# Exercise description
Give every line from the entries that contains "JSON".

# Excerpts from a figure dataset
★ ★ ★ ★ ★
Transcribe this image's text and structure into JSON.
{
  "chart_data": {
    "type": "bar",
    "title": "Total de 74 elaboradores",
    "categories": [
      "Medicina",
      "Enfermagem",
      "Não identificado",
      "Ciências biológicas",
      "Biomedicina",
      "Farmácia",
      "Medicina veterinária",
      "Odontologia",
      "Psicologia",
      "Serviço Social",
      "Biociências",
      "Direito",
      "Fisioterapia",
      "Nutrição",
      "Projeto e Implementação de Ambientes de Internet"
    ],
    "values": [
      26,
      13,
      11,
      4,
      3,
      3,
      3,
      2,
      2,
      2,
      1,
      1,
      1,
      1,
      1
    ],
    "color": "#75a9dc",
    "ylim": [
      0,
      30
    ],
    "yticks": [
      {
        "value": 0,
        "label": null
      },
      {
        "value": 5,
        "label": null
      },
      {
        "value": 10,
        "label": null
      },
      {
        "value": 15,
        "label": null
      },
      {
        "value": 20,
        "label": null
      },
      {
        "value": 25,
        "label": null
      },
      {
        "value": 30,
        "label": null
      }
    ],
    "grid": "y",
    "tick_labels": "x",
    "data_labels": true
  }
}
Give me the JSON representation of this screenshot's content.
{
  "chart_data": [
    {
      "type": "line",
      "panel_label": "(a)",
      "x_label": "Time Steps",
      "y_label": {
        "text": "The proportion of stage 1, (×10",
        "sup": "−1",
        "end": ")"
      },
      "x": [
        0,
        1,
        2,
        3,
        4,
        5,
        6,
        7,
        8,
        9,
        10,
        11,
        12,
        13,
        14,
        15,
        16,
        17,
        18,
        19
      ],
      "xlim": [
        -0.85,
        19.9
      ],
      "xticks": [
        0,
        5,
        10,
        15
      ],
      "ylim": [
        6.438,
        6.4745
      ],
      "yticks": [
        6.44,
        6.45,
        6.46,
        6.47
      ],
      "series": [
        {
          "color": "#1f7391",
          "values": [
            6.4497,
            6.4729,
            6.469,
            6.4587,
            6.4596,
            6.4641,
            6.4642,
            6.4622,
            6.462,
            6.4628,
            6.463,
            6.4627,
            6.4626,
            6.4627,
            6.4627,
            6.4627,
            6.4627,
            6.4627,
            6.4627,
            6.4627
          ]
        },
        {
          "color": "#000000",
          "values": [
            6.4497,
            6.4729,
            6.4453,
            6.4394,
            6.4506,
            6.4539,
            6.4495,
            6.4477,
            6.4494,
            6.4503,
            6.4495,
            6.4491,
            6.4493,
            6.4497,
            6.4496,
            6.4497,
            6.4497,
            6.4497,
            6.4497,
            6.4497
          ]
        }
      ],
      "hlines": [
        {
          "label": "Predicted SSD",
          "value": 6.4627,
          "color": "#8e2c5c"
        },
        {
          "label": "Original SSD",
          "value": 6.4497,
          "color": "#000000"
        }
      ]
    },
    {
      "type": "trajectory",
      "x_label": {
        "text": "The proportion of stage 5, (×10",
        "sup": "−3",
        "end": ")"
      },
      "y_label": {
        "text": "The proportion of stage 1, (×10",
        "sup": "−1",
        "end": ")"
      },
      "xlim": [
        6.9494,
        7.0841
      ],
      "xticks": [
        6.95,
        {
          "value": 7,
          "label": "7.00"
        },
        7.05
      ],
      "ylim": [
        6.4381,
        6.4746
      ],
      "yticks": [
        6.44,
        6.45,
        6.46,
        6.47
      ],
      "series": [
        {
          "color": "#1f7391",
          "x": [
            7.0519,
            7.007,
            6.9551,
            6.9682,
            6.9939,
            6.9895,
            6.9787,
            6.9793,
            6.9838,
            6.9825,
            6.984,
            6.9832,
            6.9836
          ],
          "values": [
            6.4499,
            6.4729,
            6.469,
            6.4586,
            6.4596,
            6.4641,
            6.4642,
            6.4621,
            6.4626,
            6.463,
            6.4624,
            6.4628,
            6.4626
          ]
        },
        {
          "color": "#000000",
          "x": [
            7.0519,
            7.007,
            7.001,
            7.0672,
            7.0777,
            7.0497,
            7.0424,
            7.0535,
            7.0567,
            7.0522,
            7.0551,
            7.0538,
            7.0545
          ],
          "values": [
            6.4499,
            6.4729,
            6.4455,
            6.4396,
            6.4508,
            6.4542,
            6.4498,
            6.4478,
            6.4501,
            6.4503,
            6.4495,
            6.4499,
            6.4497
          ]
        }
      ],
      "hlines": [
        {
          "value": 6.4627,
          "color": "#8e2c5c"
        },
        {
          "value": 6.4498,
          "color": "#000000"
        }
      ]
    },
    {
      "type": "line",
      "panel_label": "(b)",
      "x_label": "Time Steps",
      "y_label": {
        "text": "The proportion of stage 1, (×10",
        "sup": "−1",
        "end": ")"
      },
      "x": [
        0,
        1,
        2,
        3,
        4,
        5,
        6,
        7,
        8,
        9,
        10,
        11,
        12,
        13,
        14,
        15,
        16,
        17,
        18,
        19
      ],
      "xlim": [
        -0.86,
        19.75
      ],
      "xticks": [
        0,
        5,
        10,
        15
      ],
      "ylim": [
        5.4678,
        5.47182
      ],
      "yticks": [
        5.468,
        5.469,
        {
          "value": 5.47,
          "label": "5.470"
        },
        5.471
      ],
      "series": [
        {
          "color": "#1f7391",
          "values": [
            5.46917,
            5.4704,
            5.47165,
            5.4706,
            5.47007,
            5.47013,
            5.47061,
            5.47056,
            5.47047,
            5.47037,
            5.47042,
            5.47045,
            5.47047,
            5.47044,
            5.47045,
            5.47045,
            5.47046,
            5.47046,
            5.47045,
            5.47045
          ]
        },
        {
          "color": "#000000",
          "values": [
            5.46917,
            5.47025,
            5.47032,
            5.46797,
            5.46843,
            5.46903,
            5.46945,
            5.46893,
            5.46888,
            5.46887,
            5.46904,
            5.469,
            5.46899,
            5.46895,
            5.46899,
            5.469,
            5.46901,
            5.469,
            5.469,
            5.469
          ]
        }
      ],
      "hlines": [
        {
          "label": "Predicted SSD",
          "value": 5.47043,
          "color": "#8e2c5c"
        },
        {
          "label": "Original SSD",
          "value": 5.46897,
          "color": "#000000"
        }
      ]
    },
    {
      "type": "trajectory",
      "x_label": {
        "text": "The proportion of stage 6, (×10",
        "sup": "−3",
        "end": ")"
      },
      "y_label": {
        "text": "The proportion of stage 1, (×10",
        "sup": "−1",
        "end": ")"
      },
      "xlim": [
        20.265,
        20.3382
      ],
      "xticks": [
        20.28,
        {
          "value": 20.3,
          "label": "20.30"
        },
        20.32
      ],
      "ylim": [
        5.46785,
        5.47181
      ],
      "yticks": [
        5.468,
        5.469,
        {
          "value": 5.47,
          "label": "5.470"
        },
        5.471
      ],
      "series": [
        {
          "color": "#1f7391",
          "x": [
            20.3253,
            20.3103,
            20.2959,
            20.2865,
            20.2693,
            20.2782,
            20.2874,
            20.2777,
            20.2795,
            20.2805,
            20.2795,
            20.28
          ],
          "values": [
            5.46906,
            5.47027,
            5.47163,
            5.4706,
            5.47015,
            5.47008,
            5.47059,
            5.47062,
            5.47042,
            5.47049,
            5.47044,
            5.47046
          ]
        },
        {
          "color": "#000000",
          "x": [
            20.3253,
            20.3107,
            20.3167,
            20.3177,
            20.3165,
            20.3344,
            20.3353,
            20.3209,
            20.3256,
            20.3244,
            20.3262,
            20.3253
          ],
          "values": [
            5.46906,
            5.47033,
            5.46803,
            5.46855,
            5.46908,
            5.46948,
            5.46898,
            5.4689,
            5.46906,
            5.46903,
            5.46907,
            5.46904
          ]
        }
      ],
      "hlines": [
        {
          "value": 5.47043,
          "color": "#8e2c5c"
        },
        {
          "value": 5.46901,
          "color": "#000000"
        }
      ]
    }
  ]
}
★ ★ ★ ★ ★
# Solution to this task
Transcribe this image's text and structure into JSON.
Give me the JSON representation of this screenshot's content.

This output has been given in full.